— start of Material for this task —

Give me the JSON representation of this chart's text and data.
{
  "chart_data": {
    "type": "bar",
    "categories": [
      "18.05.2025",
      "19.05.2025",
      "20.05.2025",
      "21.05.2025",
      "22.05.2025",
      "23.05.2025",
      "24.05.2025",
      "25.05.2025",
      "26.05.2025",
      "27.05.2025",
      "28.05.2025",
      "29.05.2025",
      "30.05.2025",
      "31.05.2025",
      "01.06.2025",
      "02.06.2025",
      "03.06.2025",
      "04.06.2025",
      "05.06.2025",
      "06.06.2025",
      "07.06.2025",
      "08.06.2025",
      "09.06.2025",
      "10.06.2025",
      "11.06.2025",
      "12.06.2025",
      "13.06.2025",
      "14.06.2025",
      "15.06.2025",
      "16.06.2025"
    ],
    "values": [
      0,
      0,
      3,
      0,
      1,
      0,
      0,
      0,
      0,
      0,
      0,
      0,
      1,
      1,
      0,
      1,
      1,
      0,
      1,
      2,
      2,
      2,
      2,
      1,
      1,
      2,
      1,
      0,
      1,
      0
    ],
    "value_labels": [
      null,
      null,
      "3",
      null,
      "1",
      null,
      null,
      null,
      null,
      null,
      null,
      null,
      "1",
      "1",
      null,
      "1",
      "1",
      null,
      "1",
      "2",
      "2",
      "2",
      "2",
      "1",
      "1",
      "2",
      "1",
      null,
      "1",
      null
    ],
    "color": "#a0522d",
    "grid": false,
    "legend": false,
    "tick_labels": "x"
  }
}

— end of Material for this task —

Copy out each line above, character for character.

Give me the JSON representation of this chart's text and data.
{
  "chart_data": {
    "type": "bar",
    "categories": [
      "18.05.2025",
      "19.05.2025",
      "20.05.2025",
      "21.05.2025",
      "22.05.2025",
      "23.05.2025",
      "24.05.2025",
      "25.05.2025",
      "26.05.2025",
      "27.05.2025",
      "28.05.2025",
      "29.05.2025",
      "30.05.2025",
      "31.05.2025",
      "01.06.2025",
      "02.06.2025",
      "03.06.2025",
      "04.06.2025",
      "05.06.2025",
      "06.06.2025",
      "07.06.2025",
      "08.06.2025",
      "09.06.2025",
      "10.06.2025",
      "11.06.2025",
      "12.06.2025",
      "13.06.2025",
      "14.06.2025",
      "15.06.2025",
      "16.06.2025"
    ],
    "values": [
      0,
      0,
      3,
      0,
      1,
      0,
      0,
      0,
      0,
      0,
      0,
      0,
      1,
      1,
      0,
      1,
      1,
      0,
      1,
      2,
      2,
      2,
      2,
      1,
      1,
      2,
      1,
      0,
      1,
      0
    ],
    "value_labels": [
      null,
      null,
      "3",
      null,
      "1",
      null,
      null,
      null,
      null,
      null,
      null,
      null,
      "1",
      "1",
      null,
      "1",
      "1",
      null,
      "1",
      "2",
      "2",
      "2",
      "2",
      "1",
      "1",
      "2",
      "1",
      null,
      "1",
      null
    ],
    "color": "#a0522d",
    "grid": false,
    "legend": false,
    "tick_labels": "x"
  }
}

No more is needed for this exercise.